REQUIRED WORK: Exclude any images and output the remaining records exactly.

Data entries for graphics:

********

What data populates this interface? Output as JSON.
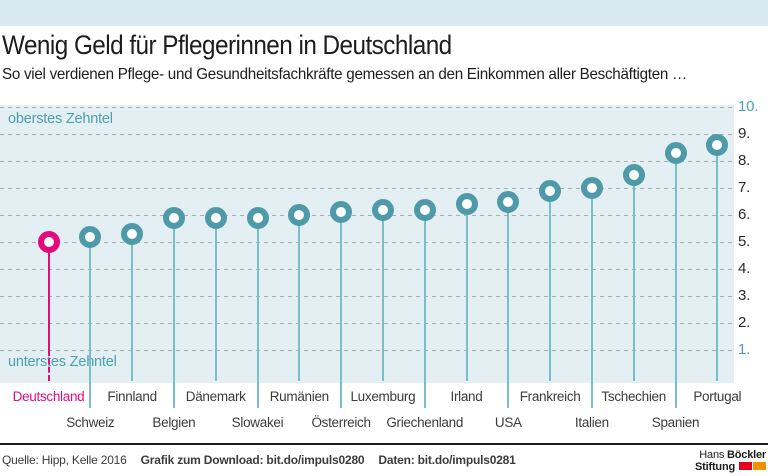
{
  "header": {
    "title": "Wenig Geld für Pflegerinnen in Deutschland",
    "subtitle": "So viel verdienen Pflege- und Gesundheitsfachkräfte gemessen an den Einkommen aller Beschäftigten …"
  },
  "chart_data": {
    "type": "lollipop",
    "title": "Wenig Geld für Pflegerinnen in Deutschland",
    "subtitle": "So viel verdienen Pflege- und Gesundheitsfachkräfte gemessen an den Einkommen aller Beschäftigten …",
    "ylim": [
      1,
      10
    ],
    "grid": true,
    "annotation_top": "oberstes Zehntel",
    "annotation_bottom": "unterstes Zehntel",
    "yticks": [
      {
        "value": 10,
        "label": "10.",
        "accent": true
      },
      {
        "value": 9,
        "label": "9.",
        "accent": false
      },
      {
        "value": 8,
        "label": "8.",
        "accent": false
      },
      {
        "value": 7,
        "label": "7.",
        "accent": false
      },
      {
        "value": 6,
        "label": "6.",
        "accent": false
      },
      {
        "value": 5,
        "label": "5.",
        "accent": false
      },
      {
        "value": 4,
        "label": "4.",
        "accent": false
      },
      {
        "value": 3,
        "label": "3.",
        "accent": false
      },
      {
        "value": 2,
        "label": "2.",
        "accent": false
      },
      {
        "value": 1,
        "label": "1.",
        "accent": true
      }
    ],
    "categories": [
      "Deutschland",
      "Schweiz",
      "Finnland",
      "Belgien",
      "Dänemark",
      "Slowakei",
      "Rumänien",
      "Österreich",
      "Luxemburg",
      "Griechenland",
      "Irland",
      "USA",
      "Frankreich",
      "Italien",
      "Tschechien",
      "Spanien",
      "Portugal"
    ],
    "values": [
      5.0,
      5.2,
      5.3,
      5.9,
      5.9,
      5.9,
      6.0,
      6.1,
      6.2,
      6.2,
      6.4,
      6.5,
      6.9,
      7.0,
      7.5,
      8.3,
      8.6
    ],
    "points": [
      {
        "name": "Deutschland",
        "value": 5.0,
        "label_row": 1,
        "highlight": true
      },
      {
        "name": "Schweiz",
        "value": 5.2,
        "label_row": 2,
        "highlight": false
      },
      {
        "name": "Finnland",
        "value": 5.3,
        "label_row": 1,
        "highlight": false
      },
      {
        "name": "Belgien",
        "value": 5.9,
        "label_row": 2,
        "highlight": false
      },
      {
        "name": "Dänemark",
        "value": 5.9,
        "label_row": 1,
        "highlight": false
      },
      {
        "name": "Slowakei",
        "value": 5.9,
        "label_row": 2,
        "highlight": false
      },
      {
        "name": "Rumänien",
        "value": 6.0,
        "label_row": 1,
        "highlight": false
      },
      {
        "name": "Österreich",
        "value": 6.1,
        "label_row": 2,
        "highlight": false
      },
      {
        "name": "Luxemburg",
        "value": 6.2,
        "label_row": 1,
        "highlight": false
      },
      {
        "name": "Griechenland",
        "value": 6.2,
        "label_row": 2,
        "highlight": false
      },
      {
        "name": "Irland",
        "value": 6.4,
        "label_row": 1,
        "highlight": false
      },
      {
        "name": "USA",
        "value": 6.5,
        "label_row": 2,
        "highlight": false
      },
      {
        "name": "Frankreich",
        "value": 6.9,
        "label_row": 1,
        "highlight": false
      },
      {
        "name": "Italien",
        "value": 7.0,
        "label_row": 2,
        "highlight": false
      },
      {
        "name": "Tschechien",
        "value": 7.5,
        "label_row": 1,
        "highlight": false
      },
      {
        "name": "Spanien",
        "value": 8.3,
        "label_row": 2,
        "highlight": false
      },
      {
        "name": "Portugal",
        "value": 8.6,
        "label_row": 1,
        "highlight": false
      }
    ]
  },
  "colors": {
    "highlight": "#e40a7e",
    "dot": "#4e9aa8",
    "stem": "#79bfca",
    "teal_text": "#4da0ad",
    "plot_bg": "#e3eff2",
    "topbar_bg": "#d9e9f1",
    "grid": "#a6aeae",
    "text_dark": "#1d1d1b",
    "text_gray": "#3c3c3b",
    "logo_red": "#e2001a",
    "logo_orange": "#f29100"
  },
  "footer": {
    "source": "Quelle: Hipp, Kelle 2016",
    "download": "Grafik zum Download: bit.do/impuls0280",
    "data_link": "Daten: bit.do/impuls0281",
    "logo": {
      "line1_light": "Hans",
      "line1_bold": "Böckler",
      "line2_bold": "Stiftung"
    }
  }
}
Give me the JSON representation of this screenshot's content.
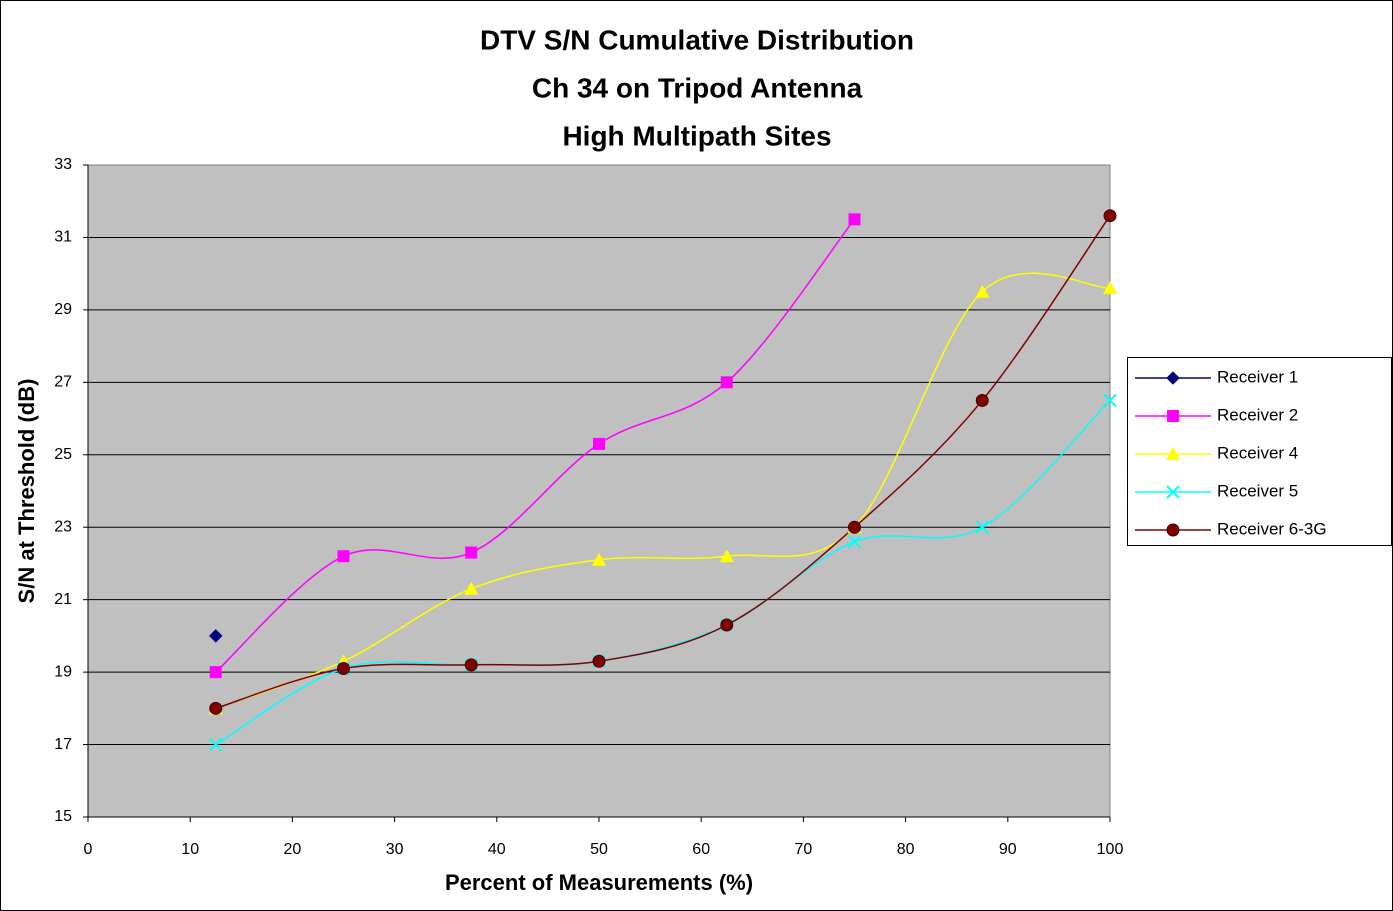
{
  "chart_data": {
    "type": "line",
    "title": [
      "DTV S/N Cumulative Distribution",
      "Ch 34 on Tripod Antenna",
      "High Multipath Sites"
    ],
    "x_label": "Percent of Measurements (%)",
    "y_label": "S/N at Threshold (dB)",
    "x": [
      12.5,
      25,
      37.5,
      50,
      62.5,
      75,
      87.5,
      100
    ],
    "series": [
      {
        "name": "Receiver 1",
        "color": "#000080",
        "marker": "diamond",
        "values": [
          20,
          null,
          null,
          null,
          null,
          null,
          null,
          null
        ]
      },
      {
        "name": "Receiver 2",
        "color": "#ff00ff",
        "marker": "square",
        "values": [
          19,
          22.2,
          22.3,
          25.3,
          27,
          31.5,
          null,
          null
        ]
      },
      {
        "name": "Receiver 4",
        "color": "#ffff00",
        "marker": "triangle",
        "values": [
          18,
          19.3,
          21.3,
          22.1,
          22.2,
          23,
          29.5,
          29.6
        ]
      },
      {
        "name": "Receiver 5",
        "color": "#00ffff",
        "marker": "x",
        "values": [
          17,
          19.1,
          19.2,
          19.3,
          20.3,
          22.6,
          23,
          26.5
        ]
      },
      {
        "name": "Receiver 6-3G",
        "color": "#800000",
        "marker": "circle",
        "values": [
          18,
          19.1,
          19.2,
          19.3,
          20.3,
          23,
          26.5,
          31.6
        ]
      }
    ],
    "xlim": [
      0,
      100
    ],
    "xticks": [
      0,
      10,
      20,
      30,
      40,
      50,
      60,
      70,
      80,
      90,
      100
    ],
    "ylim": [
      15,
      33
    ],
    "yticks": [
      15,
      17,
      19,
      21,
      23,
      25,
      27,
      29,
      31,
      33
    ],
    "grid": true,
    "smooth": true,
    "legend": "right"
  }
}
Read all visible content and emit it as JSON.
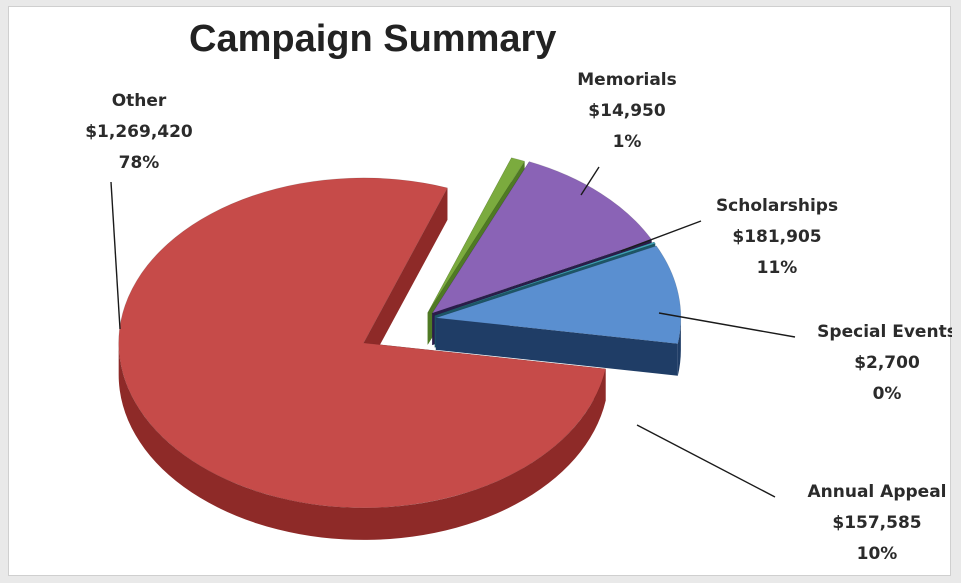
{
  "chart_data": {
    "type": "pie",
    "title": "Campaign Summary",
    "style": "3d-exploded",
    "slices": [
      {
        "label": "Memorials",
        "amount": "$14,950",
        "value": 14950,
        "percent": "1%",
        "color": "#7bab3e",
        "side_color": "#4f7a24"
      },
      {
        "label": "Scholarships",
        "amount": "$181,905",
        "value": 181905,
        "percent": "11%",
        "color": "#8a63b6",
        "side_color": "#2a1d4a"
      },
      {
        "label": "Special Events",
        "amount": "$2,700",
        "value": 2700,
        "percent": "0%",
        "color": "#3fa0b5",
        "side_color": "#1d5666"
      },
      {
        "label": "Annual Appeal",
        "amount": "$157,585",
        "value": 157585,
        "percent": "10%",
        "color": "#5a8fd0",
        "side_color": "#1f3d66"
      },
      {
        "label": "Other",
        "amount": "$1,269,420",
        "value": 1269420,
        "percent": "78%",
        "color": "#c64b49",
        "side_color": "#8e2a28"
      }
    ]
  }
}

********

RESULT FOR THIS EXERCISE:
What data populates this interface? Output as JSON.
{
  "header": {
    "title": "Wenig Geld für Pflegerinnen in Deutschland",
    "subtitle": "So viel verdienen Pflege- und Gesundheitsfachkräfte gemessen an den Einkommen aller Beschäftigten …"
  },
  "chart_data": {
    "type": "lollipop",
    "title": "Wenig Geld für Pflegerinnen in Deutschland",
    "subtitle": "So viel verdienen Pflege- und Gesundheitsfachkräfte gemessen an den Einkommen aller Beschäftigten …",
    "ylim": [
      1,
      10
    ],
    "grid": true,
    "annotation_top": "oberstes Zehntel",
    "annotation_bottom": "unterstes Zehntel",
    "yticks": [
      {
        "value": 10,
        "label": "10.",
        "accent": true
      },
      {
        "value": 9,
        "label": "9.",
        "accent": false
      },
      {
        "value": 8,
        "label": "8.",
        "accent": false
      },
      {
        "value": 7,
        "label": "7.",
        "accent": false
      },
      {
        "value": 6,
        "label": "6.",
        "accent": false
      },
      {
        "value": 5,
        "label": "5.",
        "accent": false
      },
      {
        "value": 4,
        "label": "4.",
        "accent": false
      },
      {
        "value": 3,
        "label": "3.",
        "accent": false
      },
      {
        "value": 2,
        "label": "2.",
        "accent": false
      },
      {
        "value": 1,
        "label": "1.",
        "accent": true
      }
    ],
    "categories": [
      "Deutschland",
      "Schweiz",
      "Finnland",
      "Belgien",
      "Dänemark",
      "Slowakei",
      "Rumänien",
      "Österreich",
      "Luxemburg",
      "Griechenland",
      "Irland",
      "USA",
      "Frankreich",
      "Italien",
      "Tschechien",
      "Spanien",
      "Portugal"
    ],
    "values": [
      5.0,
      5.2,
      5.3,
      5.9,
      5.9,
      5.9,
      6.0,
      6.1,
      6.2,
      6.2,
      6.4,
      6.5,
      6.9,
      7.0,
      7.5,
      8.3,
      8.6
    ],
    "points": [
      {
        "name": "Deutschland",
        "value": 5.0,
        "label_row": 1,
        "highlight": true
      },
      {
        "name": "Schweiz",
        "value": 5.2,
        "label_row": 2,
        "highlight": false
      },
      {
        "name": "Finnland",
        "value": 5.3,
        "label_row": 1,
        "highlight": false
      },
      {
        "name": "Belgien",
        "value": 5.9,
        "label_row": 2,
        "highlight": false
      },
      {
        "name": "Dänemark",
        "value": 5.9,
        "label_row": 1,
        "highlight": false
      },
      {
        "name": "Slowakei",
        "value": 5.9,
        "label_row": 2,
        "highlight": false
      },
      {
        "name": "Rumänien",
        "value": 6.0,
        "label_row": 1,
        "highlight": false
      },
      {
        "name": "Österreich",
        "value": 6.1,
        "label_row": 2,
        "highlight": false
      },
      {
        "name": "Luxemburg",
        "value": 6.2,
        "label_row": 1,
        "highlight": false
      },
      {
        "name": "Griechenland",
        "value": 6.2,
        "label_row": 2,
        "highlight": false
      },
      {
        "name": "Irland",
        "value": 6.4,
        "label_row": 1,
        "highlight": false
      },
      {
        "name": "USA",
        "value": 6.5,
        "label_row": 2,
        "highlight": false
      },
      {
        "name": "Frankreich",
        "value": 6.9,
        "label_row": 1,
        "highlight": false
      },
      {
        "name": "Italien",
        "value": 7.0,
        "label_row": 2,
        "highlight": false
      },
      {
        "name": "Tschechien",
        "value": 7.5,
        "label_row": 1,
        "highlight": false
      },
      {
        "name": "Spanien",
        "value": 8.3,
        "label_row": 2,
        "highlight": false
      },
      {
        "name": "Portugal",
        "value": 8.6,
        "label_row": 1,
        "highlight": false
      }
    ]
  },
  "colors": {
    "highlight": "#e40a7e",
    "dot": "#4e9aa8",
    "stem": "#79bfca",
    "teal_text": "#4da0ad",
    "plot_bg": "#e3eff2",
    "topbar_bg": "#d9e9f1",
    "grid": "#a6aeae",
    "text_dark": "#1d1d1b",
    "text_gray": "#3c3c3b",
    "logo_red": "#e2001a",
    "logo_orange": "#f29100"
  },
  "footer": {
    "source": "Quelle: Hipp, Kelle 2016",
    "download": "Grafik zum Download: bit.do/impuls0280",
    "data_link": "Daten: bit.do/impuls0281",
    "logo": {
      "line1_light": "Hans",
      "line1_bold": "Böckler",
      "line2_bold": "Stiftung"
    }
  }
}
Give me the JSON representation of this screenshot's content.
{
  "chart_data": {
    "type": "line",
    "title": [
      "DTV S/N Cumulative Distribution",
      "Ch 34 on Tripod Antenna",
      "High Multipath Sites"
    ],
    "x_label": "Percent of Measurements (%)",
    "y_label": "S/N at Threshold (dB)",
    "x": [
      12.5,
      25,
      37.5,
      50,
      62.5,
      75,
      87.5,
      100
    ],
    "series": [
      {
        "name": "Receiver 1",
        "color": "#000080",
        "marker": "diamond",
        "values": [
          20,
          null,
          null,
          null,
          null,
          null,
          null,
          null
        ]
      },
      {
        "name": "Receiver 2",
        "color": "#ff00ff",
        "marker": "square",
        "values": [
          19,
          22.2,
          22.3,
          25.3,
          27,
          31.5,
          null,
          null
        ]
      },
      {
        "name": "Receiver 4",
        "color": "#ffff00",
        "marker": "triangle",
        "values": [
          18,
          19.3,
          21.3,
          22.1,
          22.2,
          23,
          29.5,
          29.6
        ]
      },
      {
        "name": "Receiver 5",
        "color": "#00ffff",
        "marker": "x",
        "values": [
          17,
          19.1,
          19.2,
          19.3,
          20.3,
          22.6,
          23,
          26.5
        ]
      },
      {
        "name": "Receiver 6-3G",
        "color": "#800000",
        "marker": "circle",
        "values": [
          18,
          19.1,
          19.2,
          19.3,
          20.3,
          23,
          26.5,
          31.6
        ]
      }
    ],
    "xlim": [
      0,
      100
    ],
    "xticks": [
      0,
      10,
      20,
      30,
      40,
      50,
      60,
      70,
      80,
      90,
      100
    ],
    "ylim": [
      15,
      33
    ],
    "yticks": [
      15,
      17,
      19,
      21,
      23,
      25,
      27,
      29,
      31,
      33
    ],
    "grid": true,
    "smooth": true,
    "legend": "right"
  }
}
Read all visible content and emit it as JSON.
{
  "chart_data": {
    "type": "pie",
    "title": "Campaign Summary",
    "style": "3d-exploded",
    "slices": [
      {
        "label": "Memorials",
        "amount": "$14,950",
        "value": 14950,
        "percent": "1%",
        "color": "#7bab3e",
        "side_color": "#4f7a24"
      },
      {
        "label": "Scholarships",
        "amount": "$181,905",
        "value": 181905,
        "percent": "11%",
        "color": "#8a63b6",
        "side_color": "#2a1d4a"
      },
      {
        "label": "Special Events",
        "amount": "$2,700",
        "value": 2700,
        "percent": "0%",
        "color": "#3fa0b5",
        "side_color": "#1d5666"
      },
      {
        "label": "Annual Appeal",
        "amount": "$157,585",
        "value": 157585,
        "percent": "10%",
        "color": "#5a8fd0",
        "side_color": "#1f3d66"
      },
      {
        "label": "Other",
        "amount": "$1,269,420",
        "value": 1269420,
        "percent": "78%",
        "color": "#c64b49",
        "side_color": "#8e2a28"
      }
    ]
  }
}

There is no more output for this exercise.